Records excerpted from a collection
• • •

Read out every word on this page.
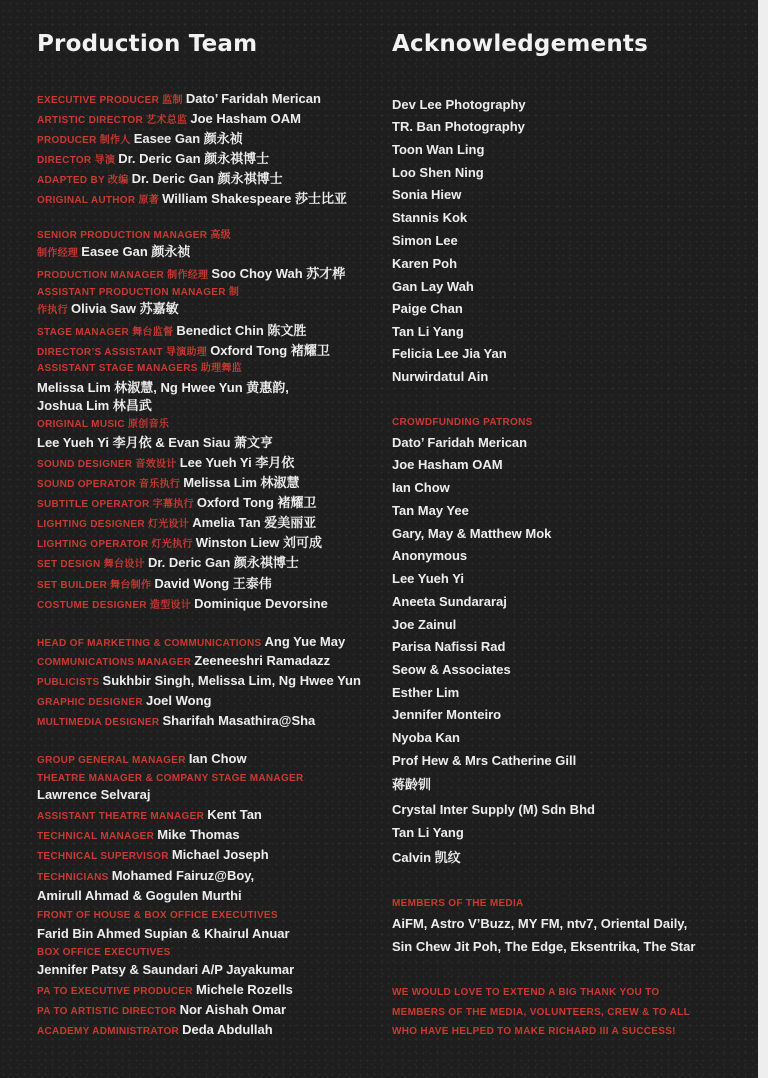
Production Team	Acknowledgements
EXECUTIVE PRODUCER 监制 Dato’ Faridah Merican
ARTISTIC DIRECTOR 艺术总监 Joe Hasham OAM
PRODUCER 制作人 Easee Gan 颜永祯
DIRECTOR 导演 Dr. Deric Gan 颜永祺博士
ADAPTED BY 改编 Dr. Deric Gan 颜永祺博士
ORIGINAL AUTHOR 原著 William Shakespeare 莎士比亚
SENIOR PRODUCTION MANAGER 高级
制作经理 Easee Gan 颜永祯
PRODUCTION MANAGER 制作经理 Soo Choy Wah 苏才桦
ASSISTANT PRODUCTION MANAGER 制
作执行 Olivia Saw 苏嘉敏
STAGE MANAGER 舞台监督 Benedict Chin 陈文胜
DIRECTOR’S ASSISTANT 导演助理 Oxford Tong 褚耀卫
ASSISTANT STAGE MANAGERS 助理舞监
Melissa Lim 林淑慧, Ng Hwee Yun 黄惠韵,
Joshua Lim 林昌武
ORIGINAL MUSIC 原创音乐
Lee Yueh Yi 李月依 & Evan Siau 萧文亨
SOUND DESIGNER 音效设计 Lee Yueh Yi 李月依
SOUND OPERATOR 音乐执行 Melissa Lim 林淑慧
SUBTITLE OPERATOR 字幕执行 Oxford Tong 褚耀卫
LIGHTING DESIGNER 灯光设计 Amelia Tan 爱美丽亚
LIGHTING OPERATOR 灯光执行 Winston Liew 刘可成
SET DESIGN 舞台设计 Dr. Deric Gan 颜永祺博士
SET BUILDER 舞台制作 David Wong 王泰伟
COSTUME DESIGNER 造型设计 Dominique Devorsine
HEAD OF MARKETING & COMMUNICATIONS Ang Yue May
COMMUNICATIONS MANAGER Zeeneeshri Ramadazz
PUBLICISTS Sukhbir Singh, Melissa Lim, Ng Hwee Yun
GRAPHIC DESIGNER Joel Wong
MULTIMEDIA DESIGNER Sharifah Masathira@Sha
GROUP GENERAL MANAGER Ian Chow
THEATRE MANAGER & COMPANY STAGE MANAGER
Lawrence Selvaraj
ASSISTANT THEATRE MANAGER Kent Tan
TECHNICAL MANAGER Mike Thomas
TECHNICAL SUPERVISOR Michael Joseph
TECHNICIANS Mohamed Fairuz@Boy,
Amirull Ahmad & Gogulen Murthi
FRONT OF HOUSE & BOX OFFICE EXECUTIVES
Farid Bin Ahmed Supian & Khairul Anuar
BOX OFFICE EXECUTIVES
Jennifer Patsy & Saundari A/P Jayakumar
PA TO EXECUTIVE PRODUCER Michele Rozells
PA TO ARTISTIC DIRECTOR Nor Aishah Omar
ACADEMY ADMINISTRATOR Deda Abdullah
Dev Lee Photography
TR. Ban Photography
Toon Wan Ling
Loo Shen Ning
Sonia Hiew
Stannis Kok
Simon Lee
Karen Poh
Gan Lay Wah
Paige Chan
Tan Li Yang
Felicia Lee Jia Yan
Nurwirdatul Ain
CROWDFUNDING PATRONS
Dato’ Faridah Merican
Joe Hasham OAM
Ian Chow
Tan May Yee
Gary, May & Matthew Mok
Anonymous
Lee Yueh Yi
Aneeta Sundararaj
Joe Zainul
Parisa Nafissi Rad
Seow & Associates
Esther Lim
Jennifer Monteiro
Nyoba Kan
Prof Hew & Mrs Catherine Gill
蒋龄钏
Crystal Inter Supply (M) Sdn Bhd
Tan Li Yang
Calvin 凯纹
MEMBERS OF THE MEDIA
AiFM, Astro V’Buzz, MY FM, ntv7, Oriental Daily,
Sin Chew Jit Poh, The Edge, Eksentrika, The Star
WE WOULD LOVE TO EXTEND A BIG THANK YOU TO
MEMBERS OF THE MEDIA, VOLUNTEERS, CREW & TO ALL
WHO HAVE HELPED TO MAKE RICHARD III A SUCCESS!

• • •

Omit every image. Quote each record exactly.

FULL ANSWER =>
Read out every word on this page.
Production Team	Acknowledgements
EXECUTIVE PRODUCER 监制 Dato’ Faridah Merican
ARTISTIC DIRECTOR 艺术总监 Joe Hasham OAM
PRODUCER 制作人 Easee Gan 颜永祯
DIRECTOR 导演 Dr. Deric Gan 颜永祺博士
ADAPTED BY 改编 Dr. Deric Gan 颜永祺博士
ORIGINAL AUTHOR 原著 William Shakespeare 莎士比亚
SENIOR PRODUCTION MANAGER 高级
制作经理 Easee Gan 颜永祯
PRODUCTION MANAGER 制作经理 Soo Choy Wah 苏才桦
ASSISTANT PRODUCTION MANAGER 制
作执行 Olivia Saw 苏嘉敏
STAGE MANAGER 舞台监督 Benedict Chin 陈文胜
DIRECTOR’S ASSISTANT 导演助理 Oxford Tong 褚耀卫
ASSISTANT STAGE MANAGERS 助理舞监
Melissa Lim 林淑慧, Ng Hwee Yun 黄惠韵,
Joshua Lim 林昌武
ORIGINAL MUSIC 原创音乐
Lee Yueh Yi 李月依 & Evan Siau 萧文亨
SOUND DESIGNER 音效设计 Lee Yueh Yi 李月依
SOUND OPERATOR 音乐执行 Melissa Lim 林淑慧
SUBTITLE OPERATOR 字幕执行 Oxford Tong 褚耀卫
LIGHTING DESIGNER 灯光设计 Amelia Tan 爱美丽亚
LIGHTING OPERATOR 灯光执行 Winston Liew 刘可成
SET DESIGN 舞台设计 Dr. Deric Gan 颜永祺博士
SET BUILDER 舞台制作 David Wong 王泰伟
COSTUME DESIGNER 造型设计 Dominique Devorsine
HEAD OF MARKETING & COMMUNICATIONS Ang Yue May
COMMUNICATIONS MANAGER Zeeneeshri Ramadazz
PUBLICISTS Sukhbir Singh, Melissa Lim, Ng Hwee Yun
GRAPHIC DESIGNER Joel Wong
MULTIMEDIA DESIGNER Sharifah Masathira@Sha
GROUP GENERAL MANAGER Ian Chow
THEATRE MANAGER & COMPANY STAGE MANAGER
Lawrence Selvaraj
ASSISTANT THEATRE MANAGER Kent Tan
TECHNICAL MANAGER Mike Thomas
TECHNICAL SUPERVISOR Michael Joseph
TECHNICIANS Mohamed Fairuz@Boy,
Amirull Ahmad & Gogulen Murthi
FRONT OF HOUSE & BOX OFFICE EXECUTIVES
Farid Bin Ahmed Supian & Khairul Anuar
BOX OFFICE EXECUTIVES
Jennifer Patsy & Saundari A/P Jayakumar
PA TO EXECUTIVE PRODUCER Michele Rozells
PA TO ARTISTIC DIRECTOR Nor Aishah Omar
ACADEMY ADMINISTRATOR Deda Abdullah
Dev Lee Photography
TR. Ban Photography
Toon Wan Ling
Loo Shen Ning
Sonia Hiew
Stannis Kok
Simon Lee
Karen Poh
Gan Lay Wah
Paige Chan
Tan Li Yang
Felicia Lee Jia Yan
Nurwirdatul Ain
CROWDFUNDING PATRONS
Dato’ Faridah Merican
Joe Hasham OAM
Ian Chow
Tan May Yee
Gary, May & Matthew Mok
Anonymous
Lee Yueh Yi
Aneeta Sundararaj
Joe Zainul
Parisa Nafissi Rad
Seow & Associates
Esther Lim
Jennifer Monteiro
Nyoba Kan
Prof Hew & Mrs Catherine Gill
蒋龄钏
Crystal Inter Supply (M) Sdn Bhd
Tan Li Yang
Calvin 凯纹
MEMBERS OF THE MEDIA
AiFM, Astro V’Buzz, MY FM, ntv7, Oriental Daily,
Sin Chew Jit Poh, The Edge, Eksentrika, The Star
WE WOULD LOVE TO EXTEND A BIG THANK YOU TO
MEMBERS OF THE MEDIA, VOLUNTEERS, CREW & TO ALL
WHO HAVE HELPED TO MAKE RICHARD III A SUCCESS!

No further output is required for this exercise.